• _WHAT IS ASKED_
Pick out every line in the data below that holds "title".

• _DATASET RECORDS_
•••
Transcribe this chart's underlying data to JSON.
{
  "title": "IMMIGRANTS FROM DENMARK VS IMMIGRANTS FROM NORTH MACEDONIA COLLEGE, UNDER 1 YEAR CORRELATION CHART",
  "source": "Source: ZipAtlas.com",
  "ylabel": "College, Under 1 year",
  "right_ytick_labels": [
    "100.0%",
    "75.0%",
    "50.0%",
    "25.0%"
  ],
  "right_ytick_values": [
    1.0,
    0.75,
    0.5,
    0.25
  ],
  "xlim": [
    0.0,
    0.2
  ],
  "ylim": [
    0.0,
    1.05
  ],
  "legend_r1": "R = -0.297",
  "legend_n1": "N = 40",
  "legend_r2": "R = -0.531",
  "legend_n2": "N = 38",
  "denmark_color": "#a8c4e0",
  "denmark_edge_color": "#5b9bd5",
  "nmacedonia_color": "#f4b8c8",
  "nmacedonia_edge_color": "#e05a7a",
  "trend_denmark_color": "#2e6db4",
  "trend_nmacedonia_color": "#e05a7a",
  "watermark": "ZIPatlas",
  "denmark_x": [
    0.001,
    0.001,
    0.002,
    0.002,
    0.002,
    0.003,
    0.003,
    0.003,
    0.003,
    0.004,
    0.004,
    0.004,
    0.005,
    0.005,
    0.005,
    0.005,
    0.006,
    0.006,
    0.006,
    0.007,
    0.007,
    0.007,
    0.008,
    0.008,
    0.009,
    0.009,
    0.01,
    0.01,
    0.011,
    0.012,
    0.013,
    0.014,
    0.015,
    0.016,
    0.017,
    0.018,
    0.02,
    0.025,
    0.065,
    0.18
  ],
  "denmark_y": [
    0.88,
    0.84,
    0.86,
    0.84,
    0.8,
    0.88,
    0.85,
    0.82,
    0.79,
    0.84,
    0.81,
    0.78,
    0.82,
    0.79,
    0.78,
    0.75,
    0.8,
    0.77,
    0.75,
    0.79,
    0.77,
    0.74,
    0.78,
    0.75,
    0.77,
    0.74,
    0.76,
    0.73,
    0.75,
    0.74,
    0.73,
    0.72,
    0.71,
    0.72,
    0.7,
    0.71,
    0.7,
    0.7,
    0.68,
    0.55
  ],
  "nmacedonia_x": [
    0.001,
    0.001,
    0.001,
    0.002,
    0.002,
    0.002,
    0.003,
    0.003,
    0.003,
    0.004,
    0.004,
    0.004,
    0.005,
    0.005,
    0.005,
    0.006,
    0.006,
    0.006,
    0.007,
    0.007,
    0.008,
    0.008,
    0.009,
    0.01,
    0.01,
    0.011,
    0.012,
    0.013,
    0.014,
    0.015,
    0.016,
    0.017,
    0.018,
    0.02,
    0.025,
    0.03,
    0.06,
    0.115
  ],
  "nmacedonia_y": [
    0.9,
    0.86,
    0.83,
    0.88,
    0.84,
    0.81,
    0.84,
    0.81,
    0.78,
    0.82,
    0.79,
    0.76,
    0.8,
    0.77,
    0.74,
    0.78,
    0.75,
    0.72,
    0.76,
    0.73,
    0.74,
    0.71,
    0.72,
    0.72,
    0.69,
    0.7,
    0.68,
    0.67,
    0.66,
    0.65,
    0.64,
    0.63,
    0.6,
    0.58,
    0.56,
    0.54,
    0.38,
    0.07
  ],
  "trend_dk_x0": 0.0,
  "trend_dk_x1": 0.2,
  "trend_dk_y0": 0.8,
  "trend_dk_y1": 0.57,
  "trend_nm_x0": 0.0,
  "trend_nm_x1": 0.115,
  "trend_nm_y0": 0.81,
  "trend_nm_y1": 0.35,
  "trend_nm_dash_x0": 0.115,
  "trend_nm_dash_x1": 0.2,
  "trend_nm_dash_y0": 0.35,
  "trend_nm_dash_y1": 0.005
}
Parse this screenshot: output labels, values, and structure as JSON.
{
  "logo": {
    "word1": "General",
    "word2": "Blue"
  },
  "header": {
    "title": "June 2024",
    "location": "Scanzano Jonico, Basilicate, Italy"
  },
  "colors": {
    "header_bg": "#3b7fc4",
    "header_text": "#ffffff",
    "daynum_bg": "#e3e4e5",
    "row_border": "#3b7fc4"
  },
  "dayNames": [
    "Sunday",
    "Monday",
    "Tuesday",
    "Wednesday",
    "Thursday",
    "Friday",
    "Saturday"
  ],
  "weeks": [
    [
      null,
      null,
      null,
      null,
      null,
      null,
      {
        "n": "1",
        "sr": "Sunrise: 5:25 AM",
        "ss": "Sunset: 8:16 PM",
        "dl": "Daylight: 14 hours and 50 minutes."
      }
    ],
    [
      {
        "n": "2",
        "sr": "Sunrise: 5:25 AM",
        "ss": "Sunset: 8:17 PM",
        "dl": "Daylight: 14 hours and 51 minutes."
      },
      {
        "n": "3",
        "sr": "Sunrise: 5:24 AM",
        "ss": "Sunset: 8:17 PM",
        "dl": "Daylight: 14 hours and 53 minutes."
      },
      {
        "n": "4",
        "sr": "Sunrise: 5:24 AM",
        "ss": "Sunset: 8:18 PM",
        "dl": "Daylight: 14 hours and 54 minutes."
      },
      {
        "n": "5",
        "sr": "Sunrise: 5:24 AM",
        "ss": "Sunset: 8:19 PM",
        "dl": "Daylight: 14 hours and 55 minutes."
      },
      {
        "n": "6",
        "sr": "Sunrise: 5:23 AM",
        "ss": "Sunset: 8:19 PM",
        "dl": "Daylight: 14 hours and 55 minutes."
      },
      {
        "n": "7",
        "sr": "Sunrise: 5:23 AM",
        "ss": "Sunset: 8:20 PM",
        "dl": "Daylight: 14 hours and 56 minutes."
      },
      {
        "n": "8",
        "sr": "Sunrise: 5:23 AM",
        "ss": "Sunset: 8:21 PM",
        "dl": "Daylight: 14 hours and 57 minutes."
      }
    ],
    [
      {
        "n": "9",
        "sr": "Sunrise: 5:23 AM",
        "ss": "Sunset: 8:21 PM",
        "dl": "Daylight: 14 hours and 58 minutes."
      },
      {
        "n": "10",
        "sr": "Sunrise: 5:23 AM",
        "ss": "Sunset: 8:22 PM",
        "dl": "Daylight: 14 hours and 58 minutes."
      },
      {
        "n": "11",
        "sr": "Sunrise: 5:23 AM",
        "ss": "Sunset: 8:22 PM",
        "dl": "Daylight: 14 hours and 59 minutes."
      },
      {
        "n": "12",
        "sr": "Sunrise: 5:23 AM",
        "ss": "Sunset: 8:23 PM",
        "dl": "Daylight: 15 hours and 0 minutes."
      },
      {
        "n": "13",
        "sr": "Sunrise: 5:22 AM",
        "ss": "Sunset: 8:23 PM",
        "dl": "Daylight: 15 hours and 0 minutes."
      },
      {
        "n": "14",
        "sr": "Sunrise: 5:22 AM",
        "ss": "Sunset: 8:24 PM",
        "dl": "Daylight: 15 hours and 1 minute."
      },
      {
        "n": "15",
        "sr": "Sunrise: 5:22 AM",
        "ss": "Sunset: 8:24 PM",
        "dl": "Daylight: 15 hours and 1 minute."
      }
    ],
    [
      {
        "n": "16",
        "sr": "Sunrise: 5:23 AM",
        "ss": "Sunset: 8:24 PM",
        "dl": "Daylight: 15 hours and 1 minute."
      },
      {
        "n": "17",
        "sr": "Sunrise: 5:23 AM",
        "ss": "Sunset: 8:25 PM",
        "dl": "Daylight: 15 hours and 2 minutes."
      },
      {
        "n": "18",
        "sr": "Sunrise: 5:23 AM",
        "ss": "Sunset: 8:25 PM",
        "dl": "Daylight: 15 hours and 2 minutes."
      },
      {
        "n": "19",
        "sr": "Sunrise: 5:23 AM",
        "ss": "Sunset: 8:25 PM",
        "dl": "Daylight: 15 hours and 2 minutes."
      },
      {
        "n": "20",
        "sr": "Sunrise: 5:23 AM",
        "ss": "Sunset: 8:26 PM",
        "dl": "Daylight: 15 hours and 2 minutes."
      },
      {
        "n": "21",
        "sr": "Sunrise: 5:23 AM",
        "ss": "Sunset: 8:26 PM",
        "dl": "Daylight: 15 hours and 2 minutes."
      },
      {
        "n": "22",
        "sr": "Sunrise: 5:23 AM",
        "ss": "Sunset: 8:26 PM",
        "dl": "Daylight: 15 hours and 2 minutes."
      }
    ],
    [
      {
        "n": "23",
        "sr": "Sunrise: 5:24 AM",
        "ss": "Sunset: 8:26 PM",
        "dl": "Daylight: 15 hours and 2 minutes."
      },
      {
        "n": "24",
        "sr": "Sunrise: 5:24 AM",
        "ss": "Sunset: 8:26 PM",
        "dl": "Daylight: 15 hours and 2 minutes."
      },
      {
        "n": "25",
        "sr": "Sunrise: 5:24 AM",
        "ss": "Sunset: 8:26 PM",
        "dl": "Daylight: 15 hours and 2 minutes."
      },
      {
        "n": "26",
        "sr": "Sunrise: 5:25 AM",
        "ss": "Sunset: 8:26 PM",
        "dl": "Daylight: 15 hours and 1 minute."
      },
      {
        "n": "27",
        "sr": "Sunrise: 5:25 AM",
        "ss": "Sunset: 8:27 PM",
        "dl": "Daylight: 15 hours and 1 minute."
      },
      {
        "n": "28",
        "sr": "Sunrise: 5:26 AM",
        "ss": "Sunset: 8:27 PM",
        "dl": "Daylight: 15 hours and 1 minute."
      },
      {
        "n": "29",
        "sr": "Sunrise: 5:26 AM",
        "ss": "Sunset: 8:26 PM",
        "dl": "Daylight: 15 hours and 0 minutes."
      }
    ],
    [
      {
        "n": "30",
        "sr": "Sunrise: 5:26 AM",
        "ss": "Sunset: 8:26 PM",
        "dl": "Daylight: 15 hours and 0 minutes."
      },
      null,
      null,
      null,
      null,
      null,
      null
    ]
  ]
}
•••
• _SOLUTION TO THE EXERCISE_
  "title": "IMMIGRANTS FROM DENMARK VS IMMIGRANTS FROM NORTH MACEDONIA COLLEGE, UNDER 1 YEAR CORRELATION CHART",
    "title": "June 2024",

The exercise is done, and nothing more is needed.